-- Data for the task start --
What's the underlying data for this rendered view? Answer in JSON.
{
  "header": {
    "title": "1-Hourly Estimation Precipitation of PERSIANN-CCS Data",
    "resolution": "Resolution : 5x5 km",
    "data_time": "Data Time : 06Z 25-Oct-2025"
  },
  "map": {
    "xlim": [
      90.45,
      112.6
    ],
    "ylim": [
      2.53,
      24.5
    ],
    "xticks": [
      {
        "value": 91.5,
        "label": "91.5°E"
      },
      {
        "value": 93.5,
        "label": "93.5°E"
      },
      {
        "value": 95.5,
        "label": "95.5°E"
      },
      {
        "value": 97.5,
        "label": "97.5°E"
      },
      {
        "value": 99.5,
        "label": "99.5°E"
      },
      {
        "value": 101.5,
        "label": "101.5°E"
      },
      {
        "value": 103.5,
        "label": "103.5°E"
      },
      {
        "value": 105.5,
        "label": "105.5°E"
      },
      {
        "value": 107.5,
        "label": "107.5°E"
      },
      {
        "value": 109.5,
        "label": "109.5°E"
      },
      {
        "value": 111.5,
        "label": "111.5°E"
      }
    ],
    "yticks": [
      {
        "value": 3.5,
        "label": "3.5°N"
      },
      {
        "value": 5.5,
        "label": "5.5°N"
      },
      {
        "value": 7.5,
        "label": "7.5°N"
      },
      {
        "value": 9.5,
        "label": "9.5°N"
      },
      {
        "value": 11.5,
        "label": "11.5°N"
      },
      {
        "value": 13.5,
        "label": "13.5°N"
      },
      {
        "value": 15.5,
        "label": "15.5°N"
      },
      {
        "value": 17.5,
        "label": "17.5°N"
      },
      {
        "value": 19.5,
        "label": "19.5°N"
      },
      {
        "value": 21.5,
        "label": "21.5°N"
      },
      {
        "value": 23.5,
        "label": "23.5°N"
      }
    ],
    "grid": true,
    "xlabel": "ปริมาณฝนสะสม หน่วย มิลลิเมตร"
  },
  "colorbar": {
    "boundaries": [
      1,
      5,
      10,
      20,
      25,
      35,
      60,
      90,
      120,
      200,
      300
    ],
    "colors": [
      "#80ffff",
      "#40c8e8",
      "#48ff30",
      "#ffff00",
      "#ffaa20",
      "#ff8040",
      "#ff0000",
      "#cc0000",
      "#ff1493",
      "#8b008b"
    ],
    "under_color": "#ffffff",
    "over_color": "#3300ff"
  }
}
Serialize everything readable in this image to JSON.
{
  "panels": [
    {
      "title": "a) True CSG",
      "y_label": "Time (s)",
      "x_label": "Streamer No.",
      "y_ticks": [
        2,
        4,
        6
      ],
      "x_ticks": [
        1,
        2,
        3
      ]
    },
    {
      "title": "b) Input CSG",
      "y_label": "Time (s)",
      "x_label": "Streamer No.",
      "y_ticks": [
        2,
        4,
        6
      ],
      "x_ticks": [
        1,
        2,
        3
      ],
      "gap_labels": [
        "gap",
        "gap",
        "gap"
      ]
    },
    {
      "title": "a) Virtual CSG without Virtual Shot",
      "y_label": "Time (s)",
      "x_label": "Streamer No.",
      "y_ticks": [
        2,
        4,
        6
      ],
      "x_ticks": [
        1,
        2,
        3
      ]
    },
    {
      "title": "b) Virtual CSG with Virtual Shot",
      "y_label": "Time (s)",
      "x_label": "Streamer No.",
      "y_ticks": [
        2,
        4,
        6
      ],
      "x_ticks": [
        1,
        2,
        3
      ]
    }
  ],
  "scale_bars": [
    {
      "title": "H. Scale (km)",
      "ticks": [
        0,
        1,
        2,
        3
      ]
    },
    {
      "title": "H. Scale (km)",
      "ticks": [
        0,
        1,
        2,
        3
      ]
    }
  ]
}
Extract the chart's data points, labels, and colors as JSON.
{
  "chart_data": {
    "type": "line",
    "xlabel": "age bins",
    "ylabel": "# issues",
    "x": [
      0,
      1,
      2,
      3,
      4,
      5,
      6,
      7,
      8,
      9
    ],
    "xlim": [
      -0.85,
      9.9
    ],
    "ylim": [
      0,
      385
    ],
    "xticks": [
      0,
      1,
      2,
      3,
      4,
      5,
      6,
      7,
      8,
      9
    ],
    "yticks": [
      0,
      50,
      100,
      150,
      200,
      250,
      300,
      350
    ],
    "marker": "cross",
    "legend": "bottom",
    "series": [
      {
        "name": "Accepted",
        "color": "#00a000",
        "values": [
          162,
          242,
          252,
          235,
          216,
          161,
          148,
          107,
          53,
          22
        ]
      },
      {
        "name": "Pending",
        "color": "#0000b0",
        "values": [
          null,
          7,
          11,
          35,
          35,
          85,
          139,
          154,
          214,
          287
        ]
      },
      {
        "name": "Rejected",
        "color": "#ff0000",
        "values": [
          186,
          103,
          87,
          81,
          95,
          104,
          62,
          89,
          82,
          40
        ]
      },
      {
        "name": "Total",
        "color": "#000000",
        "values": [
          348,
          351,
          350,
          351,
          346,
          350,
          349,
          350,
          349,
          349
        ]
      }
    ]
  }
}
-- Data for the task end --
**Given problem**
Extract from the material all lines containing the string "name".

**Finished answer**
        "name": "Accepted",
        "name": "Pending",
        "name": "Rejected",
        "name": "Total",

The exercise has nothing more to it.